Data extract

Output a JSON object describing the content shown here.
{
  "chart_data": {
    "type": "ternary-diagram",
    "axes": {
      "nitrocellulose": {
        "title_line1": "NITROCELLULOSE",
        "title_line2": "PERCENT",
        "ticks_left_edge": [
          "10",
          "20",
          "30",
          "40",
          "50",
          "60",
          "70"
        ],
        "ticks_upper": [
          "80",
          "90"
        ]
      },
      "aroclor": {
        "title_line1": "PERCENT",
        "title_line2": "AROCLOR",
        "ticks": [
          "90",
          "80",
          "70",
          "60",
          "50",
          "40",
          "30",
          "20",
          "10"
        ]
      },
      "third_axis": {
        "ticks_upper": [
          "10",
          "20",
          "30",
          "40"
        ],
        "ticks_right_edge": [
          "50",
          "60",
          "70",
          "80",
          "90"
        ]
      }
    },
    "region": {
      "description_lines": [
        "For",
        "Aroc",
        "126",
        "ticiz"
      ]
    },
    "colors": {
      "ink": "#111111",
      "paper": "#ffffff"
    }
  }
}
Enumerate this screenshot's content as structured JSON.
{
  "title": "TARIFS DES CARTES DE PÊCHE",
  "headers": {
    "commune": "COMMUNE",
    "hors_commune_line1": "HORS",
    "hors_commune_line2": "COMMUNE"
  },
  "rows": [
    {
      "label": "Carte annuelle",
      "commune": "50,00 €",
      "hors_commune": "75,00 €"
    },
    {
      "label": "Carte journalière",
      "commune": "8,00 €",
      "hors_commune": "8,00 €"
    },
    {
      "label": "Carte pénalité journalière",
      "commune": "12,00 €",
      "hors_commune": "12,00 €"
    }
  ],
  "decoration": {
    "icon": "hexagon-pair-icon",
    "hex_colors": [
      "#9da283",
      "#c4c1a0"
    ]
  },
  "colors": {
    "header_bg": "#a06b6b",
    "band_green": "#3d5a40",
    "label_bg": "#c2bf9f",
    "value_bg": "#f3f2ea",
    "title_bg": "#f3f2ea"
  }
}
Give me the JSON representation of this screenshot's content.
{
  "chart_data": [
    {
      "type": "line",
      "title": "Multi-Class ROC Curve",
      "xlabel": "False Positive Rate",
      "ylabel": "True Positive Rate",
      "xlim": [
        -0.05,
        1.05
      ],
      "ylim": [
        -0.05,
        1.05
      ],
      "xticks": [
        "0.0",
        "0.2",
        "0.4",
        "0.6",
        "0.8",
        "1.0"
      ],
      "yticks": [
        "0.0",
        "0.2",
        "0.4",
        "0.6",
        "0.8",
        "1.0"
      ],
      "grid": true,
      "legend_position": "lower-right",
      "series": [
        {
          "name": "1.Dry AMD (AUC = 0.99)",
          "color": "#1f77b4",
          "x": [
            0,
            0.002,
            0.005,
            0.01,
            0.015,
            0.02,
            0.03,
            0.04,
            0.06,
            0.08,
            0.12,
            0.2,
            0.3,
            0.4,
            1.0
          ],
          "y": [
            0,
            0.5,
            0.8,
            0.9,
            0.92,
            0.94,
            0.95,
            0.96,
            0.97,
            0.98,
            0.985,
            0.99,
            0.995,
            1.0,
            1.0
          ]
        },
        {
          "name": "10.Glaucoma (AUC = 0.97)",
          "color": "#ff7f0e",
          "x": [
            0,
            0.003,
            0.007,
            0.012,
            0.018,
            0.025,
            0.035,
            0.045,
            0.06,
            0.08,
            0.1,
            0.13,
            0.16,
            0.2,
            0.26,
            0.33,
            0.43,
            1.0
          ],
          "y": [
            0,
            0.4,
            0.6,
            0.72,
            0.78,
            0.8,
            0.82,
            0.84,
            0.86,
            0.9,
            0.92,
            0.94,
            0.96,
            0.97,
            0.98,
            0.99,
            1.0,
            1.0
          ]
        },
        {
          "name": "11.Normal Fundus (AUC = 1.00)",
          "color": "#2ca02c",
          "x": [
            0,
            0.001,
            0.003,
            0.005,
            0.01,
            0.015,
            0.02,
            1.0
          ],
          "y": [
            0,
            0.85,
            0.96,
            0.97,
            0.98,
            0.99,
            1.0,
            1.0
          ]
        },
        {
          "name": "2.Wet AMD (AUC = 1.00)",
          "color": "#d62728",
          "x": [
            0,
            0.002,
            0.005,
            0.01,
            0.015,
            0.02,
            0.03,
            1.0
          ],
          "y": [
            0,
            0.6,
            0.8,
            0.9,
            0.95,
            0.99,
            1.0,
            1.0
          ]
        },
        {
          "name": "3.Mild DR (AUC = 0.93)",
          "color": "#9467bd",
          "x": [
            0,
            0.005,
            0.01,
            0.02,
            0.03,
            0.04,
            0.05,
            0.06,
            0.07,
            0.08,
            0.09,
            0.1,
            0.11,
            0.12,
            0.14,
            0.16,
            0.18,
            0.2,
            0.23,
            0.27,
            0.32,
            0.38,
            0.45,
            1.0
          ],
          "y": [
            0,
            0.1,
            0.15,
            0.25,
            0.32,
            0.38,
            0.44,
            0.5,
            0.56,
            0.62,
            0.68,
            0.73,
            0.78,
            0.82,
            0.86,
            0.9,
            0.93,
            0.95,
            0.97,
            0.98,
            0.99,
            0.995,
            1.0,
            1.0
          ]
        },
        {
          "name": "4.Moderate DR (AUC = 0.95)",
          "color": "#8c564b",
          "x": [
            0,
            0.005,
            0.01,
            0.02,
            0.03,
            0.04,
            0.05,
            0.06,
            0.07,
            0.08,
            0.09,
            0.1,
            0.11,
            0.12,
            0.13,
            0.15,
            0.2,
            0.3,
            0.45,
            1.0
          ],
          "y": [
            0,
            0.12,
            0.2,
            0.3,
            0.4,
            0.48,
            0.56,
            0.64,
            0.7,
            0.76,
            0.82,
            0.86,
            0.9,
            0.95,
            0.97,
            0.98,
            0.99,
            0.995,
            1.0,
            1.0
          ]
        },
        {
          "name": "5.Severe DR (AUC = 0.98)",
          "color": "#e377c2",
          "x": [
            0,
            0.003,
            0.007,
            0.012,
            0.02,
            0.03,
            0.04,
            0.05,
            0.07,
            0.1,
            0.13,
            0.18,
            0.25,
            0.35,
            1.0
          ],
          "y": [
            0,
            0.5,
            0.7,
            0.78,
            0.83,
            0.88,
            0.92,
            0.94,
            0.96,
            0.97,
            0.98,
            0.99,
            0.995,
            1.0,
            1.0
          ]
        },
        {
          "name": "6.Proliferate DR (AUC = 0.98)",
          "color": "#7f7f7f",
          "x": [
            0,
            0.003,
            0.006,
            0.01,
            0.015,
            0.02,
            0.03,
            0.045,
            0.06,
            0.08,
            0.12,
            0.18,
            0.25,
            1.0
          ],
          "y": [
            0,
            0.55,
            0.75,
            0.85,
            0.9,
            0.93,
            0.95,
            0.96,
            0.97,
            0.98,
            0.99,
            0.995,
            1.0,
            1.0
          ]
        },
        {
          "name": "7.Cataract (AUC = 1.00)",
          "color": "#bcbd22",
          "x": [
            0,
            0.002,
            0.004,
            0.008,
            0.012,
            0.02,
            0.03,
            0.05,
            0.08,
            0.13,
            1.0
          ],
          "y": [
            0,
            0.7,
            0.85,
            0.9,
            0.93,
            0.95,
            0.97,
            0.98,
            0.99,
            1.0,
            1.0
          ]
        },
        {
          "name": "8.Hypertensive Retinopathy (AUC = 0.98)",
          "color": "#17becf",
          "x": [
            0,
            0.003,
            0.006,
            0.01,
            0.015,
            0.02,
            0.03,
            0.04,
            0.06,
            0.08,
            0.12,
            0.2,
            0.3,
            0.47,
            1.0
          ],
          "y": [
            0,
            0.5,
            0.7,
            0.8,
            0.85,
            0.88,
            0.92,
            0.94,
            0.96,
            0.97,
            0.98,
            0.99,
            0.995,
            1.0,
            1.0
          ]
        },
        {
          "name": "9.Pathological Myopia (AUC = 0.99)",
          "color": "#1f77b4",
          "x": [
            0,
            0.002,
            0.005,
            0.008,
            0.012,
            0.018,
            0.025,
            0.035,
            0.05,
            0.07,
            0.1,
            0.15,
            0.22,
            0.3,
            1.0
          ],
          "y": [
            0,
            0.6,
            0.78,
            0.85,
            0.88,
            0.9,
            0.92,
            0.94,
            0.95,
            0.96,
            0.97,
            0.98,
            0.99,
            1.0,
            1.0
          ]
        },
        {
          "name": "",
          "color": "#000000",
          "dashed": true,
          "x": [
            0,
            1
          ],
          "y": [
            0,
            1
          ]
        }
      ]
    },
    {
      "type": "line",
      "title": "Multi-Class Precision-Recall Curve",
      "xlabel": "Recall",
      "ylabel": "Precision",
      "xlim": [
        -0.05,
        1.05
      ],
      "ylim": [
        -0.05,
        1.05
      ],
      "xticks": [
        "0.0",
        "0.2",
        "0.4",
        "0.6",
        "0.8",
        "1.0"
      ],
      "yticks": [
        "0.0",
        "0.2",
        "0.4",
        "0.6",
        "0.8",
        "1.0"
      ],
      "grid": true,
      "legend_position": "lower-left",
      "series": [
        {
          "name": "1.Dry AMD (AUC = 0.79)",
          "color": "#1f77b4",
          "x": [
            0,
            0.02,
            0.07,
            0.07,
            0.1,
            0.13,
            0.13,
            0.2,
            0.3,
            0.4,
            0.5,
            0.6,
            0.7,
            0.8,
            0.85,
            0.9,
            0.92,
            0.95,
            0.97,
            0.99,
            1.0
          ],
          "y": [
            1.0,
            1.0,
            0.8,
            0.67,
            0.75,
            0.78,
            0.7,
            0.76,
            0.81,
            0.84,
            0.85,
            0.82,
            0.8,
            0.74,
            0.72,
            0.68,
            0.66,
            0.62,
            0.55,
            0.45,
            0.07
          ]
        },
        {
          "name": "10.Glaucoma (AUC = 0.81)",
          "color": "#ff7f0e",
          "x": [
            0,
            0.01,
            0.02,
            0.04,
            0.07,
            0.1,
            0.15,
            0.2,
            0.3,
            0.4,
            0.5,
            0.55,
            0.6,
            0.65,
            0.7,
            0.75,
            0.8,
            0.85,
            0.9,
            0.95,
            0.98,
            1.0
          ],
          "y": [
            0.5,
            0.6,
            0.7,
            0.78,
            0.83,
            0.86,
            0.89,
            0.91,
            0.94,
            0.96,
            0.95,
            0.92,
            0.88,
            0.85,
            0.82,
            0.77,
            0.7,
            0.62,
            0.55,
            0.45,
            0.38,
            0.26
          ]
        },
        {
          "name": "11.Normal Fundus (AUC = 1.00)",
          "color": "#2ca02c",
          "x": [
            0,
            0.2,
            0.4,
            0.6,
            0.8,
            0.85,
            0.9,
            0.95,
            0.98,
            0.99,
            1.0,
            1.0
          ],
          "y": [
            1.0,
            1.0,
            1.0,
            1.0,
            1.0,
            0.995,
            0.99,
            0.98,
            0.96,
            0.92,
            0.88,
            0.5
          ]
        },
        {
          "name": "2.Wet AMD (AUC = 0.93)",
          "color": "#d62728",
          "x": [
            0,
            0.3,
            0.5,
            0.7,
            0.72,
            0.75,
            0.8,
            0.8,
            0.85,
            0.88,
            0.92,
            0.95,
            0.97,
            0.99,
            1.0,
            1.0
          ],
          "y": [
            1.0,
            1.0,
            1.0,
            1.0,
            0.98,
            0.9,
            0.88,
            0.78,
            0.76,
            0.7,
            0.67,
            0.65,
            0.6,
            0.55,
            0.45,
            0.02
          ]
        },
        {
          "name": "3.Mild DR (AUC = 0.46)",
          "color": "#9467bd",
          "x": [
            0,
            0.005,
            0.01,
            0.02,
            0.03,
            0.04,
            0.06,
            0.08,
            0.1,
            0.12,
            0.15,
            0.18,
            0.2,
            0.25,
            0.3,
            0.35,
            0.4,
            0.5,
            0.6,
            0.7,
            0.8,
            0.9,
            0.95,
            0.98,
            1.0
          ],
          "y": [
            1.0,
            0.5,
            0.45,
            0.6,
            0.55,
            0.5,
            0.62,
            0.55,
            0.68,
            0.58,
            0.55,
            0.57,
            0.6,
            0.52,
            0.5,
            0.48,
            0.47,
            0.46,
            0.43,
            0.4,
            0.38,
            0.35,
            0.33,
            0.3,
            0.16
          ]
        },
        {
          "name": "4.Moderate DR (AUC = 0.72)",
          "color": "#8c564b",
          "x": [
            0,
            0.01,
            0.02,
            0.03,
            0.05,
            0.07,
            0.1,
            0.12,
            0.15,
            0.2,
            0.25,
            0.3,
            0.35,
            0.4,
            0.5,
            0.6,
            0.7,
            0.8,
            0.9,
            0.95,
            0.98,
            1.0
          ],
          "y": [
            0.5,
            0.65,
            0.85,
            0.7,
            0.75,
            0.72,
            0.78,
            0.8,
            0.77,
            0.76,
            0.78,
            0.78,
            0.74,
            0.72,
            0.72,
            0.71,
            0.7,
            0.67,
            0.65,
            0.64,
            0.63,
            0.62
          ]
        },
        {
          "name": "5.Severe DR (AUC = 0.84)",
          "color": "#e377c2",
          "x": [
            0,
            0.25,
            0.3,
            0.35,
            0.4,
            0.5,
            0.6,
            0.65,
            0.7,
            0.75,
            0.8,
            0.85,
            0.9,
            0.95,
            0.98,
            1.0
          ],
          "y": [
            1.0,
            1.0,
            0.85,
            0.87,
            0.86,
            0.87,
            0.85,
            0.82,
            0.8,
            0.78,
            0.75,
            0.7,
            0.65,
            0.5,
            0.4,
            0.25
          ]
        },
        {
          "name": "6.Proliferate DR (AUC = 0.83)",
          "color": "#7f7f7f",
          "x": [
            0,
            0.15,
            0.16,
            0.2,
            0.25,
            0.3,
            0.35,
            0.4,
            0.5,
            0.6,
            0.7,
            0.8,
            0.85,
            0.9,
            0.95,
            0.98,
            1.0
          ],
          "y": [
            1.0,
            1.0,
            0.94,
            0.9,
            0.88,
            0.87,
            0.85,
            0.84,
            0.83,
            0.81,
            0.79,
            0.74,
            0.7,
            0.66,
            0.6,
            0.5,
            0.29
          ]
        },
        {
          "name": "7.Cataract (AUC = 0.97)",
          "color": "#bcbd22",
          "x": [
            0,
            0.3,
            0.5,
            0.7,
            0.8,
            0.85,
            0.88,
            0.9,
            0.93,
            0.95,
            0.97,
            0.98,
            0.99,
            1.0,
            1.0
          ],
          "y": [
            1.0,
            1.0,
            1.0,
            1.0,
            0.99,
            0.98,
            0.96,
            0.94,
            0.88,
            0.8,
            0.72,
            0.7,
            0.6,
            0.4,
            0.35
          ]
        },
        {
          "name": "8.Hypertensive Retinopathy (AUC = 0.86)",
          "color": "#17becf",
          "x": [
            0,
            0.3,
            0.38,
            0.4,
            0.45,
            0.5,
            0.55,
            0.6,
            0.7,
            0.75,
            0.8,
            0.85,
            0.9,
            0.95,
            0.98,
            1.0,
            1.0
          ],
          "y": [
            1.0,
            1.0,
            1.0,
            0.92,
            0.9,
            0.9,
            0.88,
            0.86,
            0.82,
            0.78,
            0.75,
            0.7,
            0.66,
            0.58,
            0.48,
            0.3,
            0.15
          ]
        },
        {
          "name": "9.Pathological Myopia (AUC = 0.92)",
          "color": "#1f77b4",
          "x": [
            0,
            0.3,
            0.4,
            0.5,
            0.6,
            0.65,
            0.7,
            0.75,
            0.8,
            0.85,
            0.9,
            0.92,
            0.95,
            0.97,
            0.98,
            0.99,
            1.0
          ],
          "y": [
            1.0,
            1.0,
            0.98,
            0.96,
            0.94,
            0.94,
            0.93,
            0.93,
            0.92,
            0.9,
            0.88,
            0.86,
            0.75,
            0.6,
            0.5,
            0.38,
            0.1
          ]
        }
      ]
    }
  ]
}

What you should do
Pick out the lines above containing the word "Mild", then copy them.

Task solution
          "name": "3.Mild DR (AUC = 0.93)",
          "name": "3.Mild DR (AUC = 0.46)",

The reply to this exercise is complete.